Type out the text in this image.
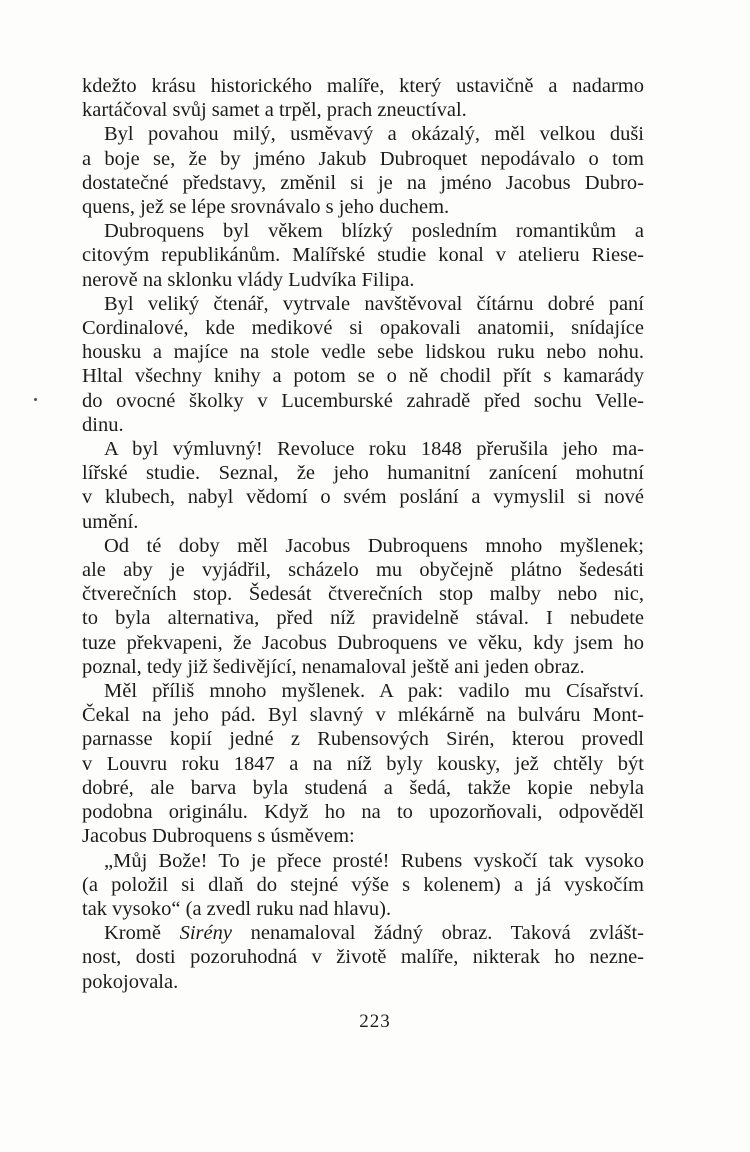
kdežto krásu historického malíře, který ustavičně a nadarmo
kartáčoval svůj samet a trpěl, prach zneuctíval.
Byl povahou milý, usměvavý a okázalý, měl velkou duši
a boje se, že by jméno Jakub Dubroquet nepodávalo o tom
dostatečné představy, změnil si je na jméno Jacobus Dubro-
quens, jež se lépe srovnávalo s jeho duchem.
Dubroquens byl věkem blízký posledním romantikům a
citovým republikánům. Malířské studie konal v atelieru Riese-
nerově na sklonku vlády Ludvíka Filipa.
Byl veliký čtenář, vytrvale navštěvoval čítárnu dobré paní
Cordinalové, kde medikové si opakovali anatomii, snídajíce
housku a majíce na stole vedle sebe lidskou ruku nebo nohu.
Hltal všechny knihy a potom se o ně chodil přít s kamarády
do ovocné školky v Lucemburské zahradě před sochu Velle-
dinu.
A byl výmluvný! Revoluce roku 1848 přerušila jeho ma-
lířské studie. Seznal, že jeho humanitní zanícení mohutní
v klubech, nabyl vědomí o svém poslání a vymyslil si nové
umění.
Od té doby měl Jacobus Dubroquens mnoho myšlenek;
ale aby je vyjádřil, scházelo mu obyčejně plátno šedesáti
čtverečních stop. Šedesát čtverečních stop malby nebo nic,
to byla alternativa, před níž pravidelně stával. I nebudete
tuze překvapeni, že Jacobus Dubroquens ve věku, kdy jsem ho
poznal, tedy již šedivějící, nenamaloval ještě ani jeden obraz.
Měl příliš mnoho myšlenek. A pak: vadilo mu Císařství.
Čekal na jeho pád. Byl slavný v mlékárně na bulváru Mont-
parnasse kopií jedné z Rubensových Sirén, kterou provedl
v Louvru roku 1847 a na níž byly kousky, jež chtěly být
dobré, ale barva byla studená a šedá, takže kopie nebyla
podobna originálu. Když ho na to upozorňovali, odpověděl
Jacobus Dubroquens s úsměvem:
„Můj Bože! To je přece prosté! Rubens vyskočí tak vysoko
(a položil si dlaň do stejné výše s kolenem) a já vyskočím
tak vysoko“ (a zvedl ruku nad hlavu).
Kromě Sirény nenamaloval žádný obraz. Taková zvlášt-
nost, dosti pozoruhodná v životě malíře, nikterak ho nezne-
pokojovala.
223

SET EXERCISE:
Give only the number of lines in the records that include the word "mnoho".

RESPONSE BELOW:
2